Description of the task >>
Where a line contains the word "используются", copy that line in full.

** begin Stored data **

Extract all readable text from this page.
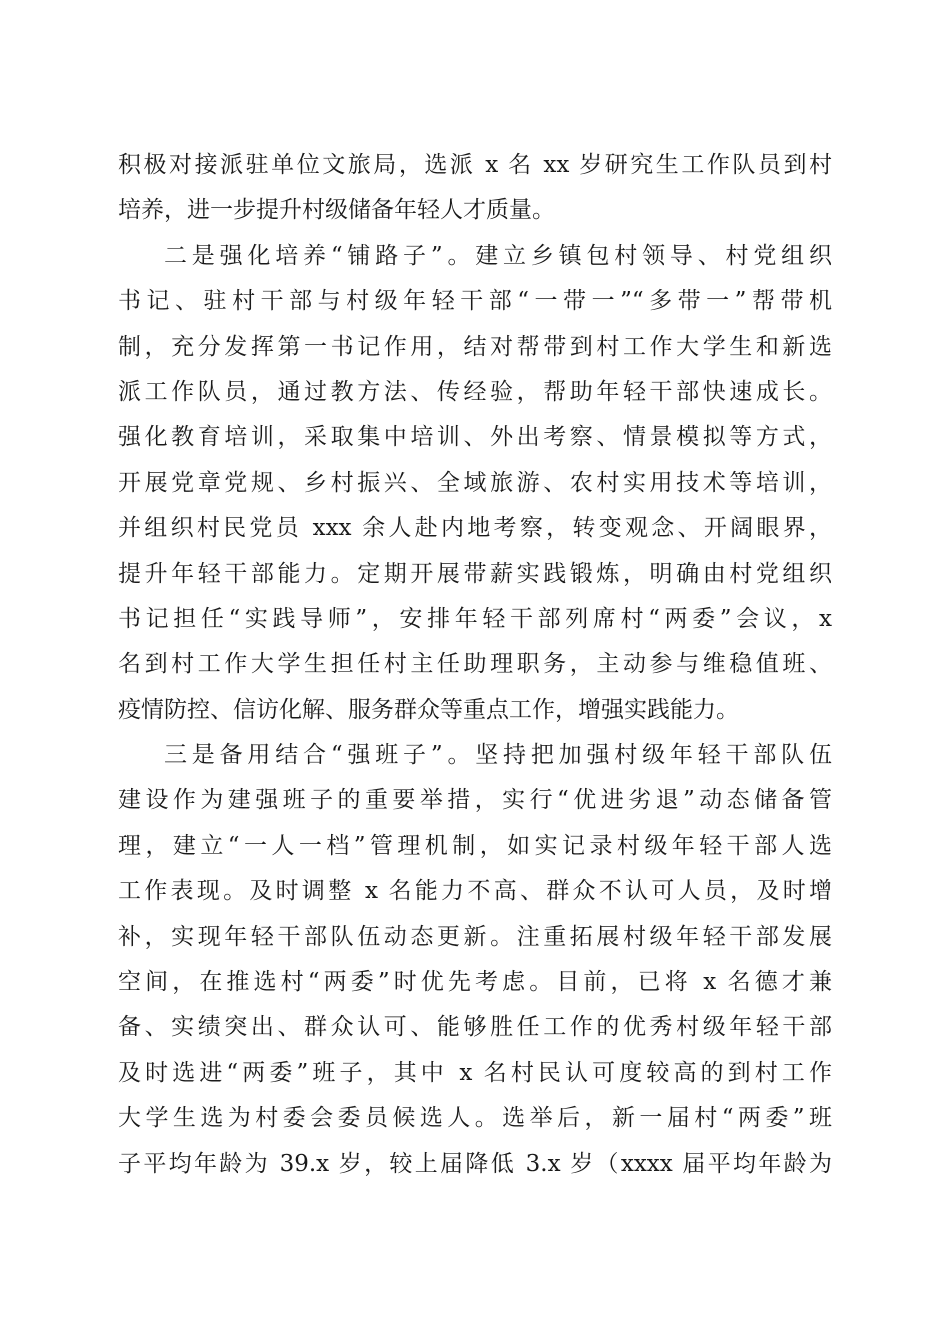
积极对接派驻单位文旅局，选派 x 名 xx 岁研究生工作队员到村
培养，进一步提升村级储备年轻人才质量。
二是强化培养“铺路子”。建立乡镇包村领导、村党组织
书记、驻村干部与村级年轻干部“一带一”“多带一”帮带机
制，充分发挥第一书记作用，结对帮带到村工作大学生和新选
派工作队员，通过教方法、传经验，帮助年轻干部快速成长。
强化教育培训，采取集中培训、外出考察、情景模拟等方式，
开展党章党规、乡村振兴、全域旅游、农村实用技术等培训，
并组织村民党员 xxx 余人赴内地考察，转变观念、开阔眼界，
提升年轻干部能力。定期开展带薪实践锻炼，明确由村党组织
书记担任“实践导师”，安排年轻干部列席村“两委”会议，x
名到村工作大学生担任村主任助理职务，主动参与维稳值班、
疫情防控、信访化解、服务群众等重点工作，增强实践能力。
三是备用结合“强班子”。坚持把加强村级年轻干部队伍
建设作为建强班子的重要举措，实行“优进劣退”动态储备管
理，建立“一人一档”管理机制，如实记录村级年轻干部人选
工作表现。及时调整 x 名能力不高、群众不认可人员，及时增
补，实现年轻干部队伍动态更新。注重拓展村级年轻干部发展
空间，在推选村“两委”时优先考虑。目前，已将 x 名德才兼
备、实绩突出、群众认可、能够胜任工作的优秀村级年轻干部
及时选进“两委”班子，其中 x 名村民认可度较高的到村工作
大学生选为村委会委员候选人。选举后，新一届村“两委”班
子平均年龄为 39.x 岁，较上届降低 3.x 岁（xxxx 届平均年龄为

** end Stored data **
** begin Stored data **

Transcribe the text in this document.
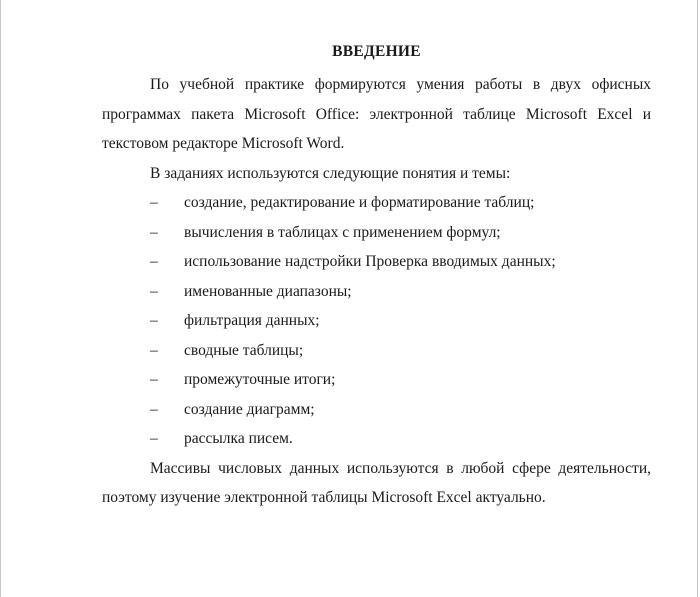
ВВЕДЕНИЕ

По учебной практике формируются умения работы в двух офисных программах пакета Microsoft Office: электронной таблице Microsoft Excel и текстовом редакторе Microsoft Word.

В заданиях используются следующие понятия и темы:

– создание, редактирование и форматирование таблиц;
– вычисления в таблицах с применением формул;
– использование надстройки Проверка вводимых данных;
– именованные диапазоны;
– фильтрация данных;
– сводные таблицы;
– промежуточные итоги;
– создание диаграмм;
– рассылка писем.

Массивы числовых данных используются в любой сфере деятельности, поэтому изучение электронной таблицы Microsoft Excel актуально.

** end Stored data **
** begin Stored data **

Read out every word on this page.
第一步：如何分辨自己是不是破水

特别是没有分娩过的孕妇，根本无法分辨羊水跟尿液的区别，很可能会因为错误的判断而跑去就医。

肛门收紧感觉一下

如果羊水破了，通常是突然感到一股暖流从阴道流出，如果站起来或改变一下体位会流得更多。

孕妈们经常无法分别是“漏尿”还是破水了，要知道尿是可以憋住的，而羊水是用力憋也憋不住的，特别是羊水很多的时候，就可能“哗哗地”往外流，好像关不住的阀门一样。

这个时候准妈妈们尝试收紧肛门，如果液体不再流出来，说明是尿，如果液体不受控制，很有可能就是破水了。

** end Stored data **

Final result >>
В заданиях используются следующие понятия и темы:
Массивы числовых данных используются в любой сфере деятельности, поэтому изучение электронной таблицы Microsoft Excel актуально.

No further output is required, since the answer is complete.